[WHAT IS BEING ASKED] Your task is to repeat all of the data exactly while excluding the pictures.

-------------------------

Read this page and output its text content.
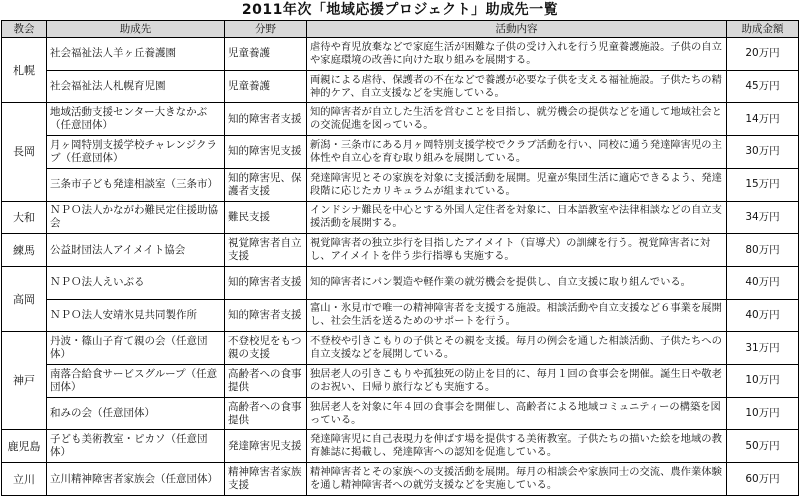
2011年次「地域応援プロジェクト」助成先一覧
教会	助成先	分野	活動内容	助成金額
札幌	社会福祉法人羊ヶ丘養護園	児童養護	虐待や育児放棄などで家庭生活が困難な子供の受け入れを行う児童養護施設。子供の自立や家庭環境の改善に向けた取り組みを展開する。	20万円
	社会福祉法人札幌育児園	児童養護	両親による虐待、保護者の不在などで養護が必要な子供を支える福祉施設。子供たちの精神的ケア、自立支援などを実施している。	45万円
長岡	地域活動支援センター大きなかぶ（任意団体）	知的障害者支援	知的障害者が自立した生活を営むことを目指し、就労機会の提供などを通して地域社会との交流促進を図っている。	14万円
	月ヶ岡特別支援学校チャレンジクラブ（任意団体）	知的障害児支援	新潟・三条市にある月ヶ岡特別支援学校でクラブ活動を行い、同校に通う発達障害児の主体性や自立心を育む取り組みを展開している。	30万円
	三条市子ども発達相談室（三条市）	知的障害児、保護者支援	発達障害児とその家族を対象に支援活動を展開。児童が集団生活に適応できるよう、発達段階に応じたカリキュラムが組まれている。	15万円
大和	ＮＰＯ法人かながわ難民定住援助協会	難民支援	インドシナ難民を中心とする外国人定住者を対象に、日本語教室や法律相談などの自立支援活動を展開する。	34万円
練馬	公益財団法人アイメイト協会	視覚障害者自立支援	視覚障害者の独立歩行を目指したアイメイト（盲導犬）の訓練を行う。視覚障害者に対し、アイメイトを伴う歩行指導も実施する。	80万円
高岡	ＮＰＯ法人えいぶる	知的障害者支援	知的障害者にパン製造や軽作業の就労機会を提供し、自立支援に取り組んでいる。	40万円
	ＮＰＯ法人安靖氷見共同製作所	知的障害者支援	富山・氷見市で唯一の精神障害者を支援する施設。相談活動や自立支援など６事業を展開し、社会生活を送るためのサポートを行う。	40万円
神戸	丹波・篠山子育て親の会（任意団体）	不登校児をもつ親の支援	不登校や引きこもりの子供とその親を支援。毎月の例会を通した相談活動、子供たちへの自立支援などを展開している。	31万円
	南落合給食サービスグループ（任意団体）	高齢者への食事提供	独居老人の引きこもりや孤独死の防止を目的に、毎月１回の食事会を開催。誕生日や敬老のお祝い、日帰り旅行なども実施する。	10万円
	和みの会（任意団体）	高齢者への食事提供	独居老人を対象に年４回の食事会を開催し、高齢者による地域コミュニティーの構築を図っている。	10万円
鹿児島	子ども美術教室・ピカソ（任意団体）	発達障害児支援	発達障害児に自己表現力を伸ばす場を提供する美術教室。子供たちの描いた絵を地域の教育雑誌に掲載し、発達障害への認知を促進している。	50万円
立川	立川精神障害者家族会（任意団体）	精神障害者家族支援	精神障害者とその家族への支援活動を展開。毎月の相談会や家族同士の交流、農作業体験を通し精神障害者への就労支援などを実施している。	60万円
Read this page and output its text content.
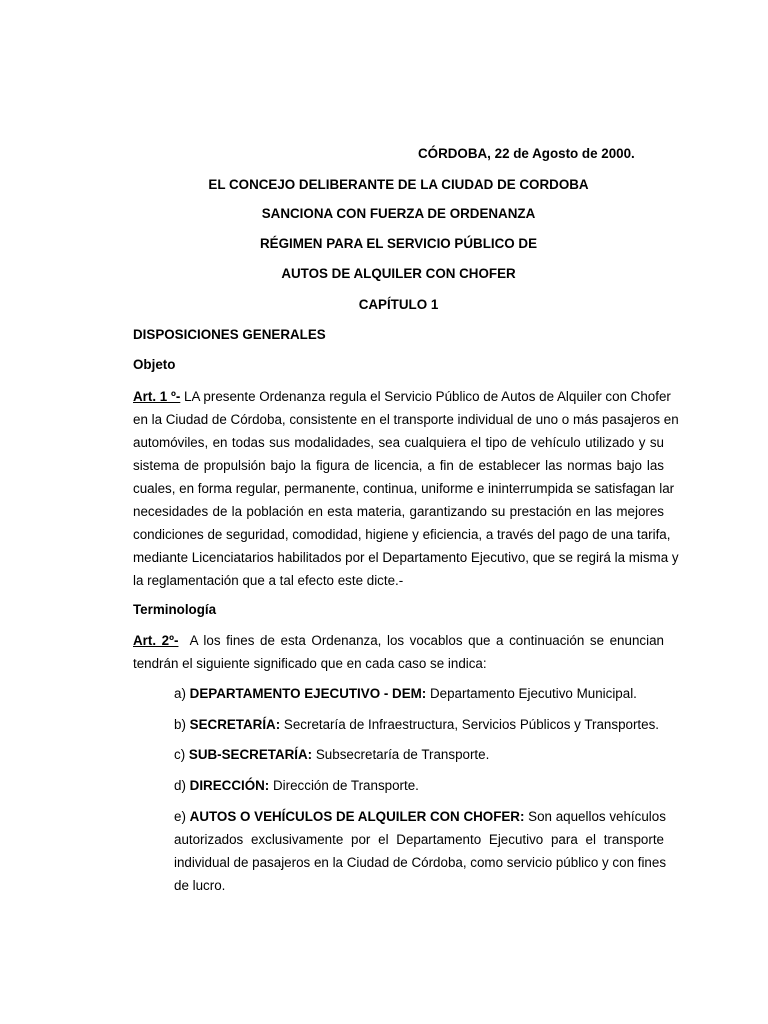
CÓRDOBA, 22 de Agosto de 2000.
EL CONCEJO DELIBERANTE DE LA CIUDAD DE CORDOBA
SANCIONA CON FUERZA DE ORDENANZA
RÉGIMEN PARA EL SERVICIO PÚBLICO DE
AUTOS DE ALQUILER CON CHOFER
CAPÍTULO 1
DISPOSICIONES GENERALES
Objeto
Art. 1 º- LA presente Ordenanza regula el Servicio Público de Autos de Alquiler con Chofer
en la Ciudad de Córdoba, consistente en el transporte individual de uno o más pasajeros en
automóviles, en todas sus modalidades, sea cualquiera el tipo de vehículo utilizado y su
sistema de propulsión bajo la figura de licencia, a fin de establecer las normas bajo las
cuales, en forma regular, permanente, continua, uniforme e ininterrumpida se satisfagan lar
necesidades de la población en esta materia, garantizando su prestación en las mejores
condiciones de seguridad, comodidad, higiene y eficiencia, a través del pago de una tarifa,
mediante Licenciatarios habilitados por el Departamento Ejecutivo, que se regirá la misma y
la reglamentación que a tal efecto este dicte.-
Terminología
Art. 2º- A los fines de esta Ordenanza, los vocablos que a continuación se enuncian
tendrán el siguiente significado que en cada caso se indica:
a) DEPARTAMENTO EJECUTIVO - DEM: Departamento Ejecutivo Municipal.
b) SECRETARÍA: Secretaría de Infraestructura, Servicios Públicos y Transportes.
c) SUB-SECRETARÍA: Subsecretaría de Transporte.
d) DIRECCIÓN: Dirección de Transporte.
e) AUTOS O VEHÍCULOS DE ALQUILER CON CHOFER: Son aquellos vehículos
autorizados exclusivamente por el Departamento Ejecutivo para el transporte
individual de pasajeros en la Ciudad de Córdoba, como servicio público y con fines
de lucro.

-------------------------

[RIGHT ANSWER]
Read this page and output its text content.
2011年次「地域応援プロジェクト」助成先一覧
教会	助成先	分野	活動内容	助成金額
札幌	社会福祉法人羊ヶ丘養護園	児童養護	虐待や育児放棄などで家庭生活が困難な子供の受け入れを行う児童養護施設。子供の自立や家庭環境の改善に向けた取り組みを展開する。	20万円
	社会福祉法人札幌育児園	児童養護	両親による虐待、保護者の不在などで養護が必要な子供を支える福祉施設。子供たちの精神的ケア、自立支援などを実施している。	45万円
長岡	地域活動支援センター大きなかぶ（任意団体）	知的障害者支援	知的障害者が自立した生活を営むことを目指し、就労機会の提供などを通して地域社会との交流促進を図っている。	14万円
	月ヶ岡特別支援学校チャレンジクラブ（任意団体）	知的障害児支援	新潟・三条市にある月ヶ岡特別支援学校でクラブ活動を行い、同校に通う発達障害児の主体性や自立心を育む取り組みを展開している。	30万円
	三条市子ども発達相談室（三条市）	知的障害児、保護者支援	発達障害児とその家族を対象に支援活動を展開。児童が集団生活に適応できるよう、発達段階に応じたカリキュラムが組まれている。	15万円
大和	ＮＰＯ法人かながわ難民定住援助協会	難民支援	インドシナ難民を中心とする外国人定住者を対象に、日本語教室や法律相談などの自立支援活動を展開する。	34万円
練馬	公益財団法人アイメイト協会	視覚障害者自立支援	視覚障害者の独立歩行を目指したアイメイト（盲導犬）の訓練を行う。視覚障害者に対し、アイメイトを伴う歩行指導も実施する。	80万円
高岡	ＮＰＯ法人えいぶる	知的障害者支援	知的障害者にパン製造や軽作業の就労機会を提供し、自立支援に取り組んでいる。	40万円
	ＮＰＯ法人安靖氷見共同製作所	知的障害者支援	富山・氷見市で唯一の精神障害者を支援する施設。相談活動や自立支援など６事業を展開し、社会生活を送るためのサポートを行う。	40万円
神戸	丹波・篠山子育て親の会（任意団体）	不登校児をもつ親の支援	不登校や引きこもりの子供とその親を支援。毎月の例会を通した相談活動、子供たちへの自立支援などを展開している。	31万円
	南落合給食サービスグループ（任意団体）	高齢者への食事提供	独居老人の引きこもりや孤独死の防止を目的に、毎月１回の食事会を開催。誕生日や敬老のお祝い、日帰り旅行なども実施する。	10万円
	和みの会（任意団体）	高齢者への食事提供	独居老人を対象に年４回の食事会を開催し、高齢者による地域コミュニティーの構築を図っている。	10万円
鹿児島	子ども美術教室・ピカソ（任意団体）	発達障害児支援	発達障害児に自己表現力を伸ばす場を提供する美術教室。子供たちの描いた絵を地域の教育雑誌に掲載し、発達障害への認知を促進している。	50万円
立川	立川精神障害者家族会（任意団体）	精神障害者家族支援	精神障害者とその家族への支援活動を展開。毎月の相談会や家族同士の交流、農作業体験を通し精神障害者への就労支援などを実施している。	60万円
Read this page and output its text content.
CÓRDOBA, 22 de Agosto de 2000.
EL CONCEJO DELIBERANTE DE LA CIUDAD DE CORDOBA
SANCIONA CON FUERZA DE ORDENANZA
RÉGIMEN PARA EL SERVICIO PÚBLICO DE
AUTOS DE ALQUILER CON CHOFER
CAPÍTULO 1
DISPOSICIONES GENERALES
Objeto
Art. 1 º- LA presente Ordenanza regula el Servicio Público de Autos de Alquiler con Chofer
en la Ciudad de Córdoba, consistente en el transporte individual de uno o más pasajeros en
automóviles, en todas sus modalidades, sea cualquiera el tipo de vehículo utilizado y su
sistema de propulsión bajo la figura de licencia, a fin de establecer las normas bajo las
cuales, en forma regular, permanente, continua, uniforme e ininterrumpida se satisfagan lar
necesidades de la población en esta materia, garantizando su prestación en las mejores
condiciones de seguridad, comodidad, higiene y eficiencia, a través del pago de una tarifa,
mediante Licenciatarios habilitados por el Departamento Ejecutivo, que se regirá la misma y
la reglamentación que a tal efecto este dicte.-
Terminología
Art. 2º- A los fines de esta Ordenanza, los vocablos que a continuación se enuncian
tendrán el siguiente significado que en cada caso se indica:
a) DEPARTAMENTO EJECUTIVO - DEM: Departamento Ejecutivo Municipal.
b) SECRETARÍA: Secretaría de Infraestructura, Servicios Públicos y Transportes.
c) SUB-SECRETARÍA: Subsecretaría de Transporte.
d) DIRECCIÓN: Dirección de Transporte.
e) AUTOS O VEHÍCULOS DE ALQUILER CON CHOFER: Son aquellos vehículos
autorizados exclusivamente por el Departamento Ejecutivo para el transporte
individual de pasajeros en la Ciudad de Córdoba, como servicio público y con fines
de lucro.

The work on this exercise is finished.